▶ _AIM_:
Pick out each line in these entries that contains the string "board".

▶ _RECORDS FOR THIS TASK_:
begin
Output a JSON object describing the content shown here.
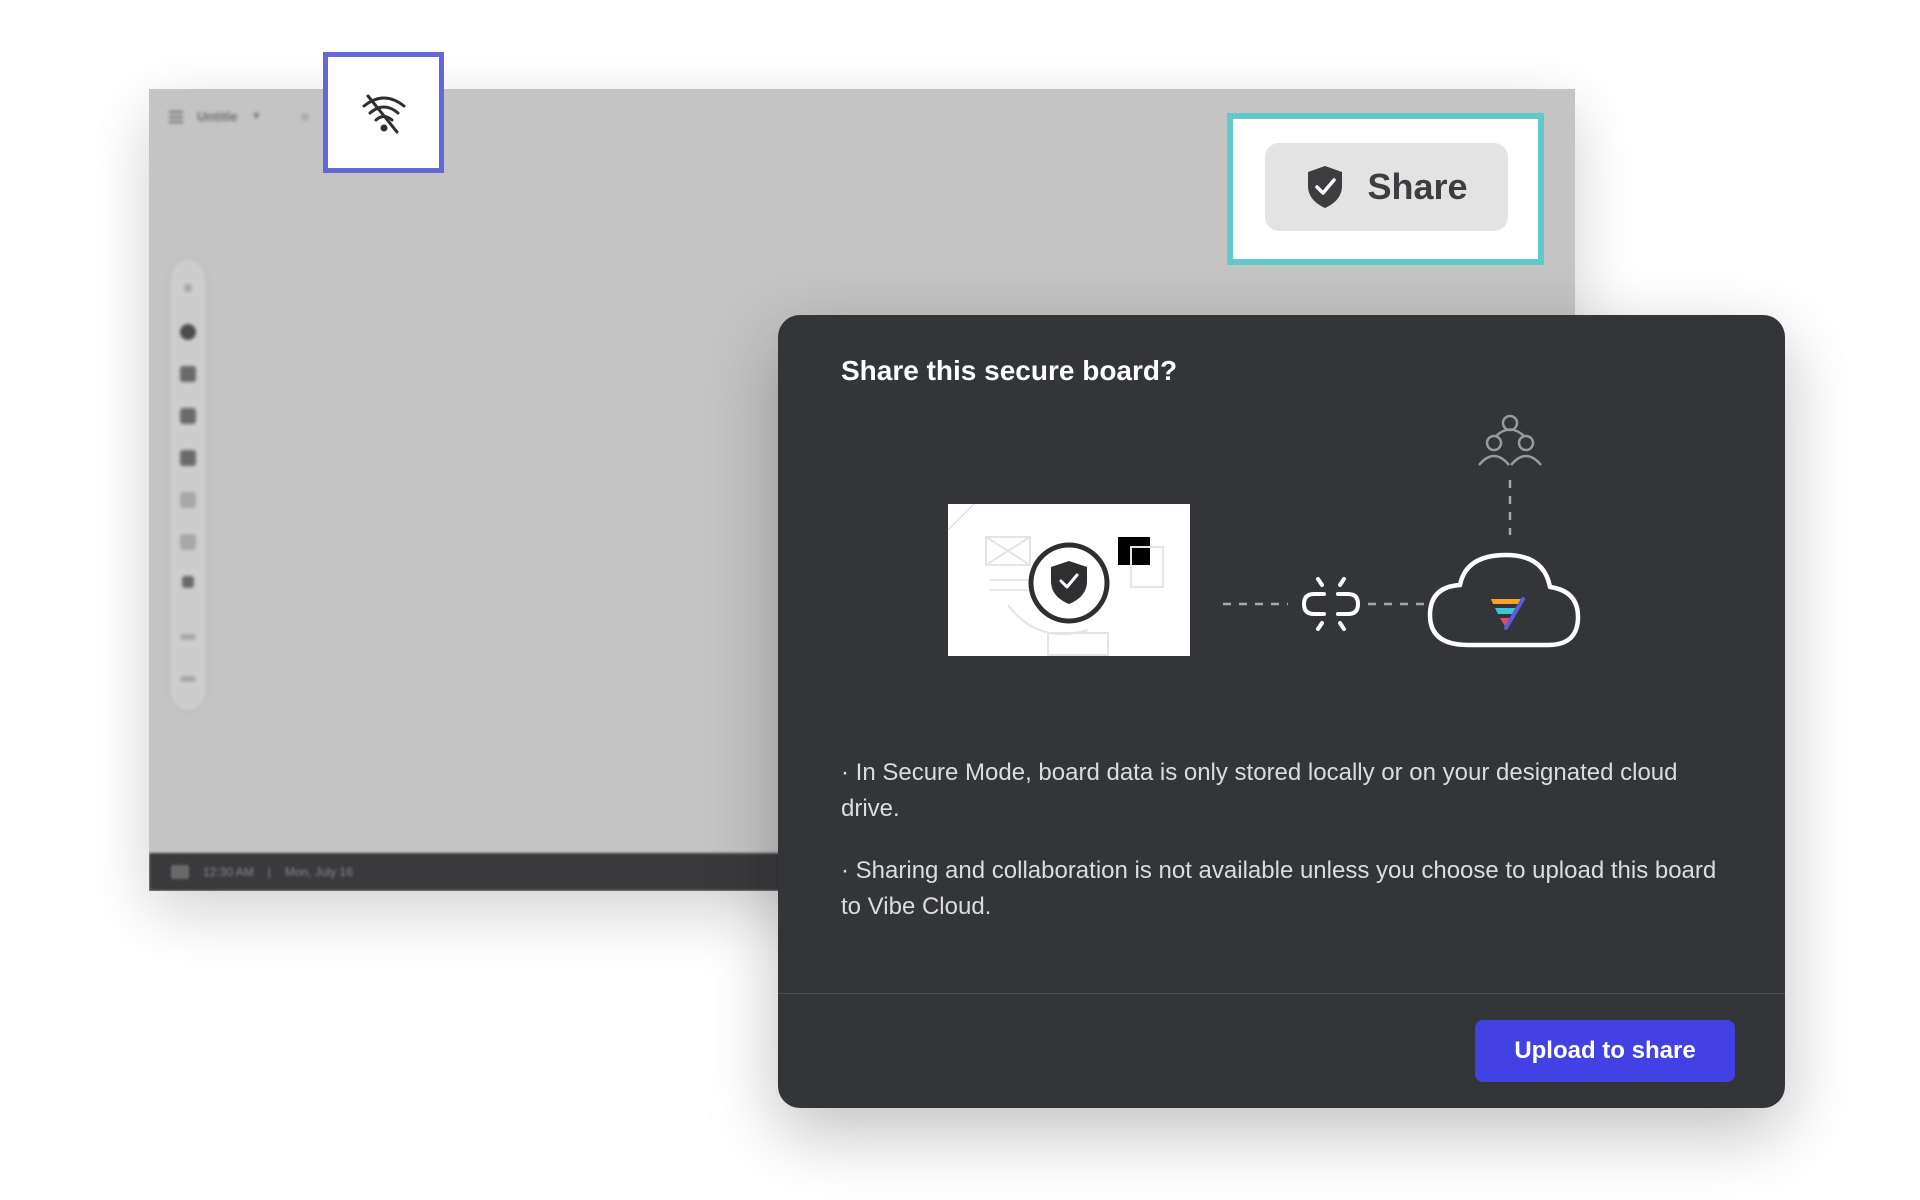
{
  "background_app": {
    "title": "Untitle",
    "status_time": "12:30 AM",
    "status_date": "Mon, July 16"
  },
  "highlights": {
    "offline_icon": "no-wifi-icon",
    "share_button": {
      "label": "Share",
      "icon": "shield-check-icon"
    }
  },
  "dialog": {
    "title": "Share this secure board?",
    "bullets": [
      "· In Secure Mode, board data is only stored locally or on your designated cloud drive.",
      "· Sharing and collaboration is not available unless you choose to upload this board to Vibe Cloud."
    ],
    "primary_button": "Upload to share"
  },
  "colors": {
    "dialog_bg": "#343538",
    "primary": "#4242e4",
    "highlight_purple": "#6467d6",
    "highlight_teal": "#5fcac7"
  }
}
end
▶ _ANSWER FOR THE TASK_:
    "title": "Share this secure board?",
      "· In Secure Mode, board data is only stored locally or on your designated cloud drive.",
      "· Sharing and collaboration is not available unless you choose to upload this board to Vibe Cloud."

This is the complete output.